-- BEGIN --

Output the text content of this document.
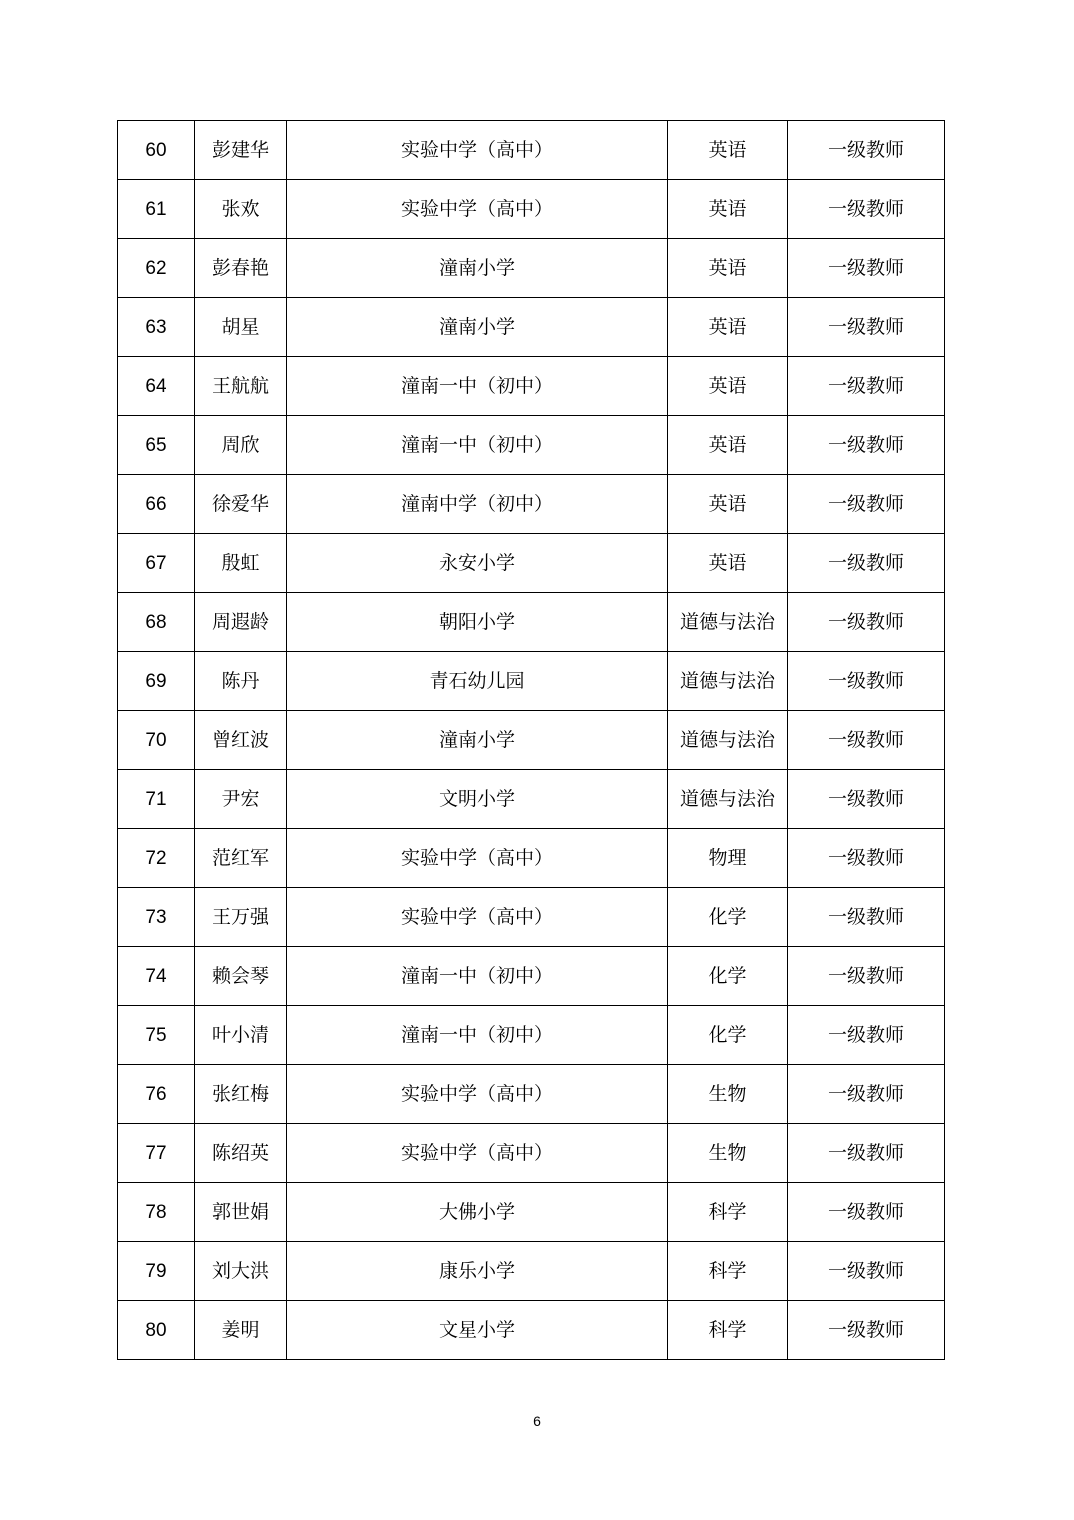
60	彭建华	实验中学（高中）	英语	一级教师
61	张欢	实验中学（高中）	英语	一级教师
62	彭春艳	潼南小学	英语	一级教师
63	胡星	潼南小学	英语	一级教师
64	王航航	潼南一中（初中）	英语	一级教师
65	周欣	潼南一中（初中）	英语	一级教师
66	徐爱华	潼南中学（初中）	英语	一级教师
67	殷虹	永安小学	英语	一级教师
68	周遐龄	朝阳小学	道德与法治	一级教师
69	陈丹	青石幼儿园	道德与法治	一级教师
70	曾红波	潼南小学	道德与法治	一级教师
71	尹宏	文明小学	道德与法治	一级教师
72	范红军	实验中学（高中）	物理	一级教师
73	王万强	实验中学（高中）	化学	一级教师
74	赖会琴	潼南一中（初中）	化学	一级教师
75	叶小清	潼南一中（初中）	化学	一级教师
76	张红梅	实验中学（高中）	生物	一级教师
77	陈绍英	实验中学（高中）	生物	一级教师
78	郭世娟	大佛小学	科学	一级教师
79	刘大洪	康乐小学	科学	一级教师
80	姜明	文星小学	科学	一级教师
6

-- END --

* Set exercise *
Restate every record exactly, please; do not copy the pictures.

* Answer *
Output the text content of this document.
60	彭建华	实验中学（高中）	英语	一级教师
61	张欢	实验中学（高中）	英语	一级教师
62	彭春艳	潼南小学	英语	一级教师
63	胡星	潼南小学	英语	一级教师
64	王航航	潼南一中（初中）	英语	一级教师
65	周欣	潼南一中（初中）	英语	一级教师
66	徐爱华	潼南中学（初中）	英语	一级教师
67	殷虹	永安小学	英语	一级教师
68	周遐龄	朝阳小学	道德与法治	一级教师
69	陈丹	青石幼儿园	道德与法治	一级教师
70	曾红波	潼南小学	道德与法治	一级教师
71	尹宏	文明小学	道德与法治	一级教师
72	范红军	实验中学（高中）	物理	一级教师
73	王万强	实验中学（高中）	化学	一级教师
74	赖会琴	潼南一中（初中）	化学	一级教师
75	叶小清	潼南一中（初中）	化学	一级教师
76	张红梅	实验中学（高中）	生物	一级教师
77	陈绍英	实验中学（高中）	生物	一级教师
78	郭世娟	大佛小学	科学	一级教师
79	刘大洪	康乐小学	科学	一级教师
80	姜明	文星小学	科学	一级教师
6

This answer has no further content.